__Do this__: Search the material for the string "icon", then return every line where it is found.

__Information provided__:
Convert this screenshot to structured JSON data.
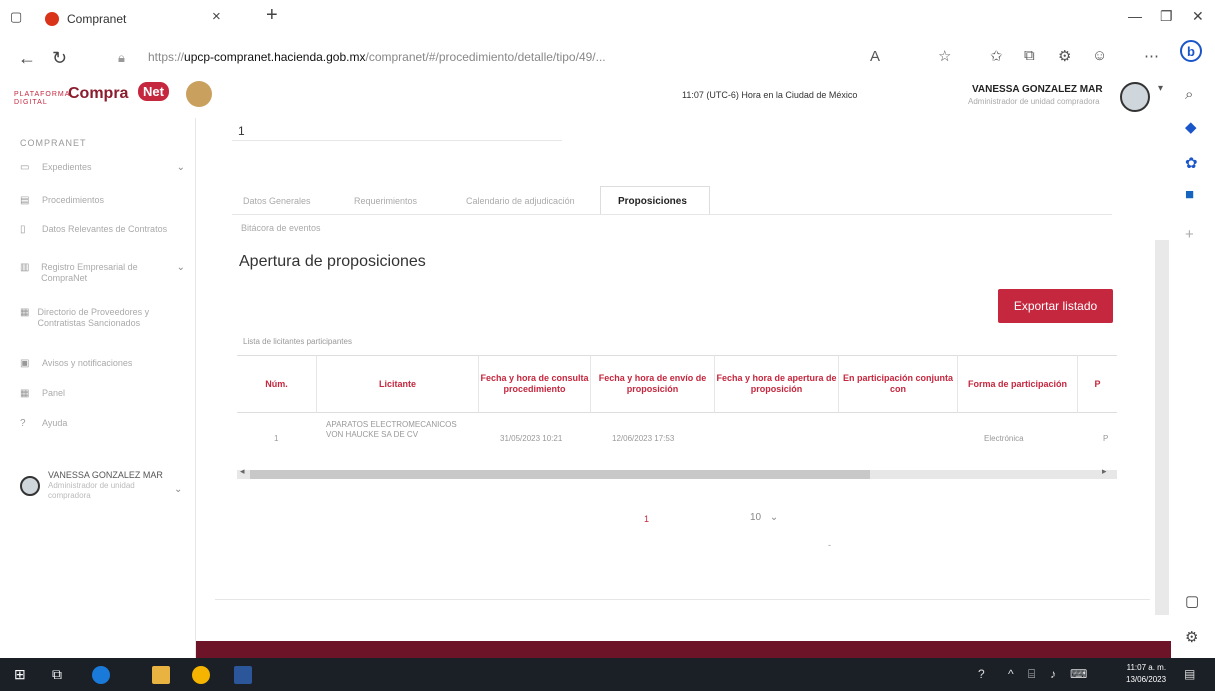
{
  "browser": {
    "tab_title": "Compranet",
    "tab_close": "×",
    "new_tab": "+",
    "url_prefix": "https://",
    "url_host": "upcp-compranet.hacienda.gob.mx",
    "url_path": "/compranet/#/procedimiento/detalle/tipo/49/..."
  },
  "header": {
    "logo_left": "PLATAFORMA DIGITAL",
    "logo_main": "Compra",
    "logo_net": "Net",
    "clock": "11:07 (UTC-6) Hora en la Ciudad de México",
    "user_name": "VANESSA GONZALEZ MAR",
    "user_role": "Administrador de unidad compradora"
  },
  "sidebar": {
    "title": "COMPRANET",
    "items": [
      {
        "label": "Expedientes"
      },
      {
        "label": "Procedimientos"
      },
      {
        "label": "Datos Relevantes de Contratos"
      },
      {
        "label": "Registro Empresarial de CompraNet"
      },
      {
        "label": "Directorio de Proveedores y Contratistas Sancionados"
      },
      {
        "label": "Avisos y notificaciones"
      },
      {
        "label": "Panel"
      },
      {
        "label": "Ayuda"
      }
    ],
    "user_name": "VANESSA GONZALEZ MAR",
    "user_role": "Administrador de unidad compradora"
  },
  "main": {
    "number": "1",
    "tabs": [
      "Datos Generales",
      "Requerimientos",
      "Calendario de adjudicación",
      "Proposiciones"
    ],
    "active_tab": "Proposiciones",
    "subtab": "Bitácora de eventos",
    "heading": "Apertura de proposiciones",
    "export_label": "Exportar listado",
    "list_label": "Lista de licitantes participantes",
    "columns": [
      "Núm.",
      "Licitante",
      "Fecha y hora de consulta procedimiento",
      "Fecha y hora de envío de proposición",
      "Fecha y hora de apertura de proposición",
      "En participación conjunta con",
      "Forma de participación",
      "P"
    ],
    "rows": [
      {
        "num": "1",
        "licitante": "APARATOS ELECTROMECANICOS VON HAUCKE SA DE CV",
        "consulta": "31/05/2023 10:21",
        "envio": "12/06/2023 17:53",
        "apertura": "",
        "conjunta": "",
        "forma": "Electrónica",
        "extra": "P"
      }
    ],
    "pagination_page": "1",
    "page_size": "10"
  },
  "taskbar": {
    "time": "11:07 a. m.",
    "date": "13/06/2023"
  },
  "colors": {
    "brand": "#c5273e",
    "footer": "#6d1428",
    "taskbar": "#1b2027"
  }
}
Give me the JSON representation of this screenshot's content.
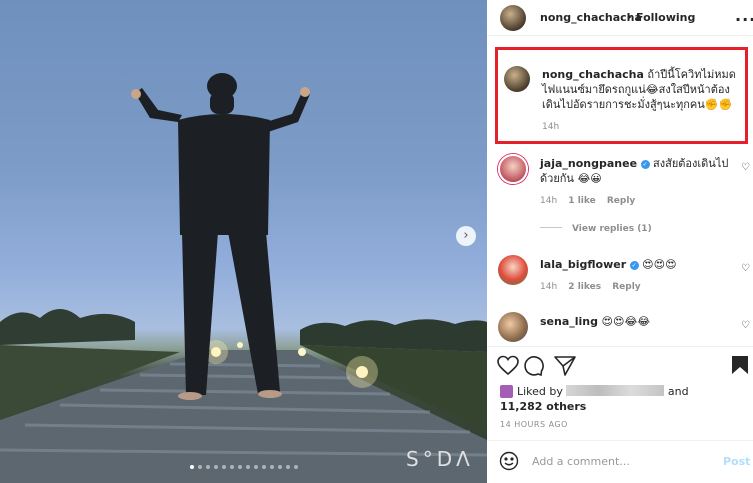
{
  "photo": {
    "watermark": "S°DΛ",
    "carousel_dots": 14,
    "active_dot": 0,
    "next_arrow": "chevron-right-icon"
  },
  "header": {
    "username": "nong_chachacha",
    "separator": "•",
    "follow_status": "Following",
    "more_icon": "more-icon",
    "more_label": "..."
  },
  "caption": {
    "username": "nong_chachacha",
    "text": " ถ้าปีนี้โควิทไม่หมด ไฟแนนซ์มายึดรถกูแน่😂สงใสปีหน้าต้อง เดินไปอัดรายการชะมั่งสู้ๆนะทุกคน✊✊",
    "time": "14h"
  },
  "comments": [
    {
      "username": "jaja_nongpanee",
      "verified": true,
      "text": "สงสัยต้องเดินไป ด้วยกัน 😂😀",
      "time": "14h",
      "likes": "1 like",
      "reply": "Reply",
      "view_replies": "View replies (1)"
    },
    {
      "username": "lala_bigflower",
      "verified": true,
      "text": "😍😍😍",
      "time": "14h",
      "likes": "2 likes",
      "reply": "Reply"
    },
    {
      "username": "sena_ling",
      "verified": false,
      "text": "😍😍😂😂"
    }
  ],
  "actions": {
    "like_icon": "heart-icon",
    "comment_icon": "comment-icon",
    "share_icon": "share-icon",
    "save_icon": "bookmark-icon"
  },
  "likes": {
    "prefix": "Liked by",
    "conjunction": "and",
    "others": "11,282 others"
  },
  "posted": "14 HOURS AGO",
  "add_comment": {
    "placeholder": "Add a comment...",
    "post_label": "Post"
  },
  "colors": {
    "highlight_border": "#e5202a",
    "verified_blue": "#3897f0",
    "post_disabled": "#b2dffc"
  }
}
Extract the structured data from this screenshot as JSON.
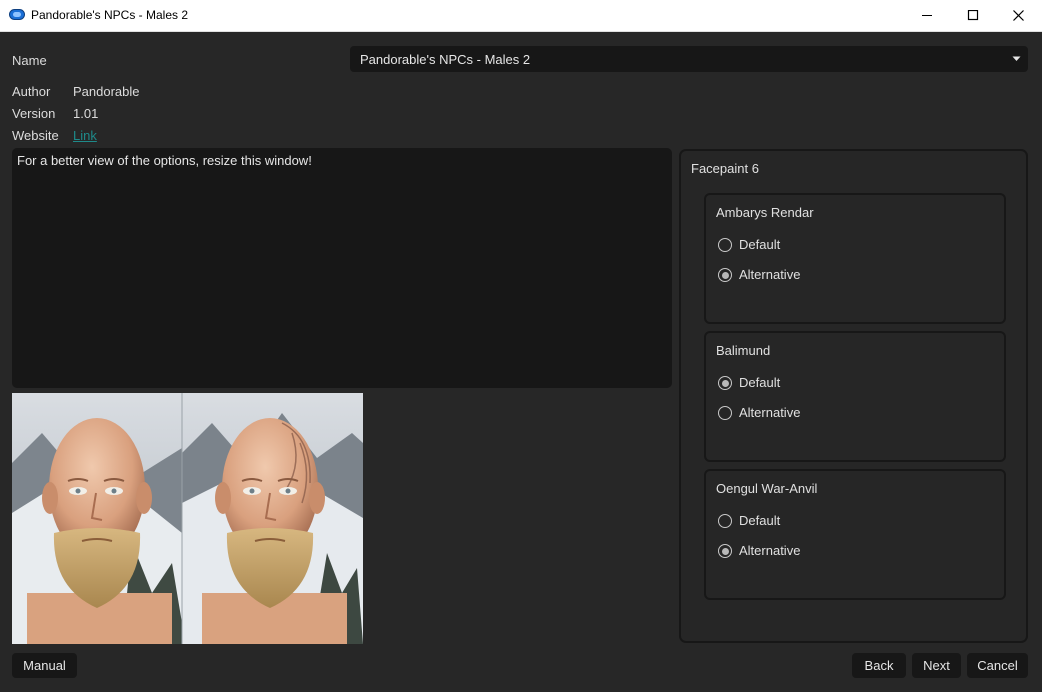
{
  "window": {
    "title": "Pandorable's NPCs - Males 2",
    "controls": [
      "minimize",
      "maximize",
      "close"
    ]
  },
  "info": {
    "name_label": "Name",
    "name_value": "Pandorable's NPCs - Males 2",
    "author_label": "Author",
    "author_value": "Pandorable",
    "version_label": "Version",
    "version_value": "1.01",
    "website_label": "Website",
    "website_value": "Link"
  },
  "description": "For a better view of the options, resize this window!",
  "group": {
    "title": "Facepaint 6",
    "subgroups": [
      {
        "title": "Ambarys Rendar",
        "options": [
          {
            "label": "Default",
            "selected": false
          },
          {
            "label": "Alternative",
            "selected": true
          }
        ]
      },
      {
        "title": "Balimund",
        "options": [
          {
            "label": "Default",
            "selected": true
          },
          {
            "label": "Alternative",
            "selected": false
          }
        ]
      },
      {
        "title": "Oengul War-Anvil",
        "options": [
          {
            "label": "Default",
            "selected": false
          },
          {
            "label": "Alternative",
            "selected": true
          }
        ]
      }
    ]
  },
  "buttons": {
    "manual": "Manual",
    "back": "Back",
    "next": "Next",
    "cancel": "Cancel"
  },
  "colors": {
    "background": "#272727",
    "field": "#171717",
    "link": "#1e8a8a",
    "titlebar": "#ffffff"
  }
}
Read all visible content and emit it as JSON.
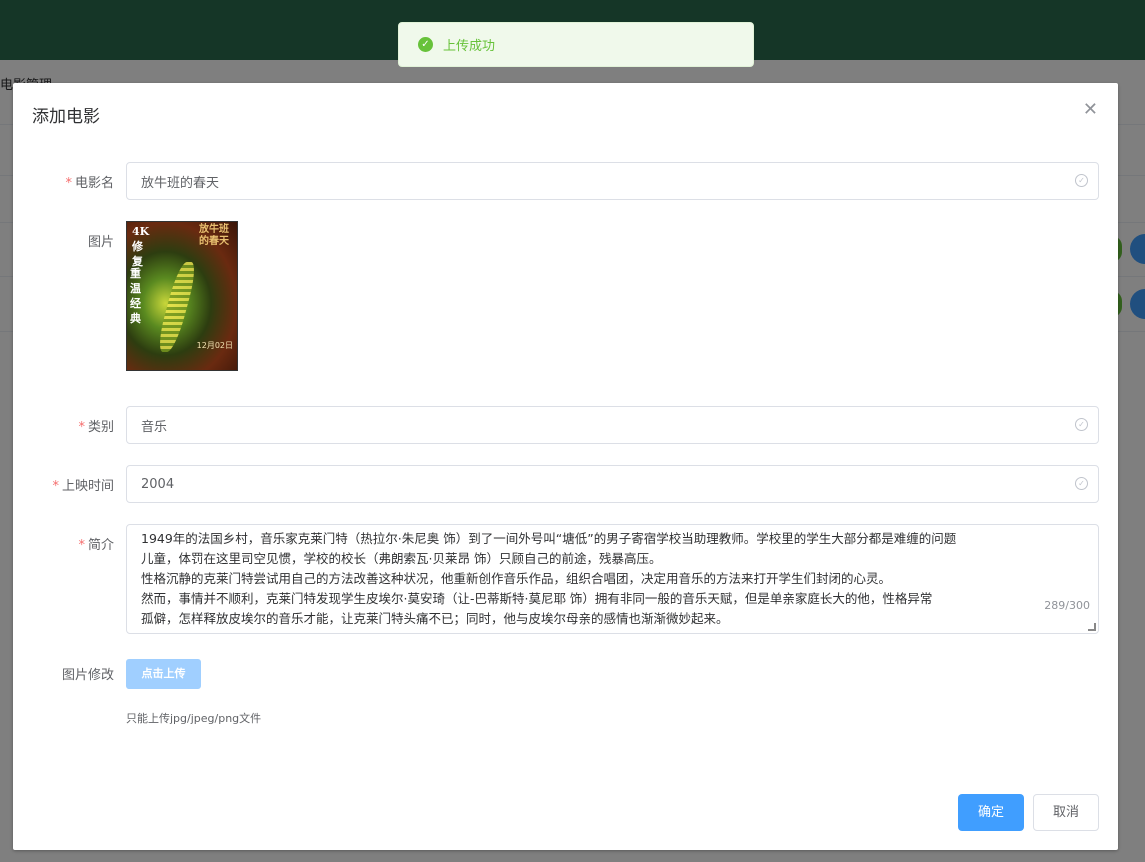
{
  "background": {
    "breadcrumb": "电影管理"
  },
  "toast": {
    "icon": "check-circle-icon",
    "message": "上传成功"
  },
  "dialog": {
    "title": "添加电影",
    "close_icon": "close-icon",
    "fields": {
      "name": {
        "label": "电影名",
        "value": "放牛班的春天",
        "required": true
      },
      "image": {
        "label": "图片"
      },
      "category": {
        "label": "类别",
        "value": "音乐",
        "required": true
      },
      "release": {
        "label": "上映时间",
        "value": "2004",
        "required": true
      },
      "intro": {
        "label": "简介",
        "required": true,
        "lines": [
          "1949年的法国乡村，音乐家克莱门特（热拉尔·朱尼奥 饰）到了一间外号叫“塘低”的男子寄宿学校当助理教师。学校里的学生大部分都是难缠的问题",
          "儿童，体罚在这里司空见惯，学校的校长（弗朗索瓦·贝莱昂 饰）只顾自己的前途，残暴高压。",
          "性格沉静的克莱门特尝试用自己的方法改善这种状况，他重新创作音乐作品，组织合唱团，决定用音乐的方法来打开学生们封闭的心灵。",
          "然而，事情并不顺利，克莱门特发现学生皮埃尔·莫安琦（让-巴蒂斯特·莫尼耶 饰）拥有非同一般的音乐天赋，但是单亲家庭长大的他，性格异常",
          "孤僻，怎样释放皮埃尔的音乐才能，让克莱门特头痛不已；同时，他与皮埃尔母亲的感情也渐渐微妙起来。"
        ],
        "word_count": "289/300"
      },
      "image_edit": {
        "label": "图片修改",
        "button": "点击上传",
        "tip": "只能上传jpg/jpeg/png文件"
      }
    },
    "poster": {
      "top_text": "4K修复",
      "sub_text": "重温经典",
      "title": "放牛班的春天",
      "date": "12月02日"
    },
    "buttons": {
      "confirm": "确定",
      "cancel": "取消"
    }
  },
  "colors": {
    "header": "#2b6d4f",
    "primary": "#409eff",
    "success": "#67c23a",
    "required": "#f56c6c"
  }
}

__Solved problem__:
    "next_arrow": "chevron-right-icon"
    "more_icon": "more-icon",
    "like_icon": "heart-icon",
    "comment_icon": "comment-icon",
    "share_icon": "share-icon",
    "save_icon": "bookmark-icon"
    "icon": "check-circle-icon",
    "close_icon": "close-icon",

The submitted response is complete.